--- START Data in this exercise ---
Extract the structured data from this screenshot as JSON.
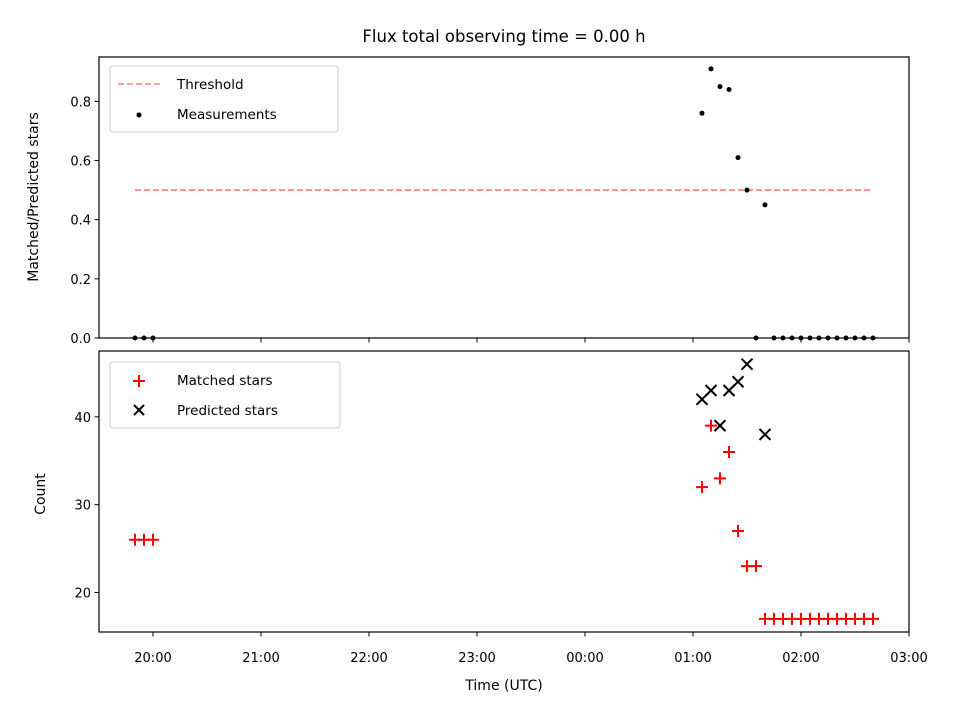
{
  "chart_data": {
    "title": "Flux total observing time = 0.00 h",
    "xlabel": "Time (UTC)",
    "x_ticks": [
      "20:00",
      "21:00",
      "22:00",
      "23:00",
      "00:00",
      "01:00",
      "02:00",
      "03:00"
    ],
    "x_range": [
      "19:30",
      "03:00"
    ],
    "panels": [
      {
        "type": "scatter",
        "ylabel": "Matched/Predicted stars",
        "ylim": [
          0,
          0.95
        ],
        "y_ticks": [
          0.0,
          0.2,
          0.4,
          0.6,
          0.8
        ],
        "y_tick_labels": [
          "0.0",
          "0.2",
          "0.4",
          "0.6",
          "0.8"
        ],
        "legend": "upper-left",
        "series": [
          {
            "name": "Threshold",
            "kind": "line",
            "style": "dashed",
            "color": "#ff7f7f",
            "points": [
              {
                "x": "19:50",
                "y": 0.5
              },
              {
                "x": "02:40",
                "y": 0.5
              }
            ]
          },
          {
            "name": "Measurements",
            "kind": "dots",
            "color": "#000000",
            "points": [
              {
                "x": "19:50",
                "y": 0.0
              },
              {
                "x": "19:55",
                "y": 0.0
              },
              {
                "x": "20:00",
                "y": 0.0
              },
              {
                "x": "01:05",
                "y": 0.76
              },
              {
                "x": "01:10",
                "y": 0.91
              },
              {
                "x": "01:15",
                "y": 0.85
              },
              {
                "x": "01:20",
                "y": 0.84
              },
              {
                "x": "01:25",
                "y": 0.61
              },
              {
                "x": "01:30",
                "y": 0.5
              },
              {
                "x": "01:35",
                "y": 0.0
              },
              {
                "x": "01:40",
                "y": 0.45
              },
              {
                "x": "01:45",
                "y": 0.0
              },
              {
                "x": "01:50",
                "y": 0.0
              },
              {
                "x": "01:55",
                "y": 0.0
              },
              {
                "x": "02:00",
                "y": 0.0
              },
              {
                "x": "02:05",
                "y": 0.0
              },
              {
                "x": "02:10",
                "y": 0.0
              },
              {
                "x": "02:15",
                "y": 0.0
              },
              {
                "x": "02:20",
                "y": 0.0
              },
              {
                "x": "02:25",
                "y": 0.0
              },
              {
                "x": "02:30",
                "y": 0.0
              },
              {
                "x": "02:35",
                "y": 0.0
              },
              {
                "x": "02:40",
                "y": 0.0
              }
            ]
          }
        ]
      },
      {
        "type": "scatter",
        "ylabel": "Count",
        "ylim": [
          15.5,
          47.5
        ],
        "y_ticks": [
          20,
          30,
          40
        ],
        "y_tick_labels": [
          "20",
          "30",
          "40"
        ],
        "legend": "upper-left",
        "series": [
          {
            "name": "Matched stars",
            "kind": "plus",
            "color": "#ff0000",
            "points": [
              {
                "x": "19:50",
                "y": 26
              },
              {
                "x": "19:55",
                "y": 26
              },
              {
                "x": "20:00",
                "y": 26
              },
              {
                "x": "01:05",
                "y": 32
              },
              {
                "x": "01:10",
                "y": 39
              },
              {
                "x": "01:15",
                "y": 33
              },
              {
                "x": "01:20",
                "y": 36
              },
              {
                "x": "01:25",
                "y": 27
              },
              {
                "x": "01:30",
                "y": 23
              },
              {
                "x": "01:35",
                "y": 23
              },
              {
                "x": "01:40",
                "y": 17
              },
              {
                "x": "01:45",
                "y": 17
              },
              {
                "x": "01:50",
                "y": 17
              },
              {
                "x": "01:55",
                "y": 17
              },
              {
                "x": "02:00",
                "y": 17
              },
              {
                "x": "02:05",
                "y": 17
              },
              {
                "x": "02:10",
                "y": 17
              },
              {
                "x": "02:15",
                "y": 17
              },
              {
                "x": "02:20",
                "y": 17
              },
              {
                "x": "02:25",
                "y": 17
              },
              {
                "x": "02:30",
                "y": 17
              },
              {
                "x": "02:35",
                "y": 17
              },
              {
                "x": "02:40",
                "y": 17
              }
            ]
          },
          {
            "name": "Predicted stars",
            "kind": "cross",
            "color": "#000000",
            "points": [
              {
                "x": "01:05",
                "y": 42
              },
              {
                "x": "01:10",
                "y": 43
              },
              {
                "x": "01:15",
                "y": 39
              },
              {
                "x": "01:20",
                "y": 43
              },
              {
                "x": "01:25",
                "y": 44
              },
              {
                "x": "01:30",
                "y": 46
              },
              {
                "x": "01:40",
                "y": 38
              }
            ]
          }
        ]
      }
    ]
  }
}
--- END Data in this exercise ---
--- START Data in this exercise ---
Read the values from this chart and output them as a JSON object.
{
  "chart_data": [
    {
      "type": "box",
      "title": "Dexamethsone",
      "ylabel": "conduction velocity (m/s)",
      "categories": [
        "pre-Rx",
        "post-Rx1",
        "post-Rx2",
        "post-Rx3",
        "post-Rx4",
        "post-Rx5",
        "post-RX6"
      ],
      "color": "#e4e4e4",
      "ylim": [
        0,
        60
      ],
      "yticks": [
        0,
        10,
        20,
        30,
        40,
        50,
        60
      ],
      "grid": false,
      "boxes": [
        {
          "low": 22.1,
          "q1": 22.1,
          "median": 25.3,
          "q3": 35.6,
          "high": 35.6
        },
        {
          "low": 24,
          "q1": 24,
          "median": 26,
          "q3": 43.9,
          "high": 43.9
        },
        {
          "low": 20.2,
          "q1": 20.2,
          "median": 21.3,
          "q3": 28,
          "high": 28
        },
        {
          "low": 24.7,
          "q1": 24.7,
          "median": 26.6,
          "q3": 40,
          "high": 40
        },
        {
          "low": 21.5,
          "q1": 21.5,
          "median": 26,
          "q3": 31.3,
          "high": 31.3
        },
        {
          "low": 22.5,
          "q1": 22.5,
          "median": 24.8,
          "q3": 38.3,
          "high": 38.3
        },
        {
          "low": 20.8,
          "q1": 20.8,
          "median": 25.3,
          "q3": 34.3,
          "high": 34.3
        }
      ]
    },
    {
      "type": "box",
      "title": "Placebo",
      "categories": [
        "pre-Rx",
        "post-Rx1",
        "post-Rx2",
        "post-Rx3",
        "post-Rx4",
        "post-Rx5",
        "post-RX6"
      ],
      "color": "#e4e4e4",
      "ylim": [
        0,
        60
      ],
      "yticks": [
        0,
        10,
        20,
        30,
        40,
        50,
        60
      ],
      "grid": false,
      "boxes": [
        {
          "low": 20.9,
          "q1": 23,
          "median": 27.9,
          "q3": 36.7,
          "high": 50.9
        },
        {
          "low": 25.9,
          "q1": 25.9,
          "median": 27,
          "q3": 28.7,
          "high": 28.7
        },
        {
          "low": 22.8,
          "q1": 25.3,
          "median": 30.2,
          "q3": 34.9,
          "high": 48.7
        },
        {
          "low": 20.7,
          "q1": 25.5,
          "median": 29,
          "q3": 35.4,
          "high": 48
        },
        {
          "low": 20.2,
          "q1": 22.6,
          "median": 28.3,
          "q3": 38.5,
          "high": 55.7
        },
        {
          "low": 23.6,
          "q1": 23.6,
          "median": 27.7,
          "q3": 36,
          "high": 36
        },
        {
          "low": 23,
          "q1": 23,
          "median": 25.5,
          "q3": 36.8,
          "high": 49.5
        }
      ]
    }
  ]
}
--- END Data in this exercise ---
Each line in the listing above that contains "name" should be copied.

#### Final answer
            "name": "Threshold",
            "name": "Measurements",
            "name": "Matched stars",
            "name": "Predicted stars",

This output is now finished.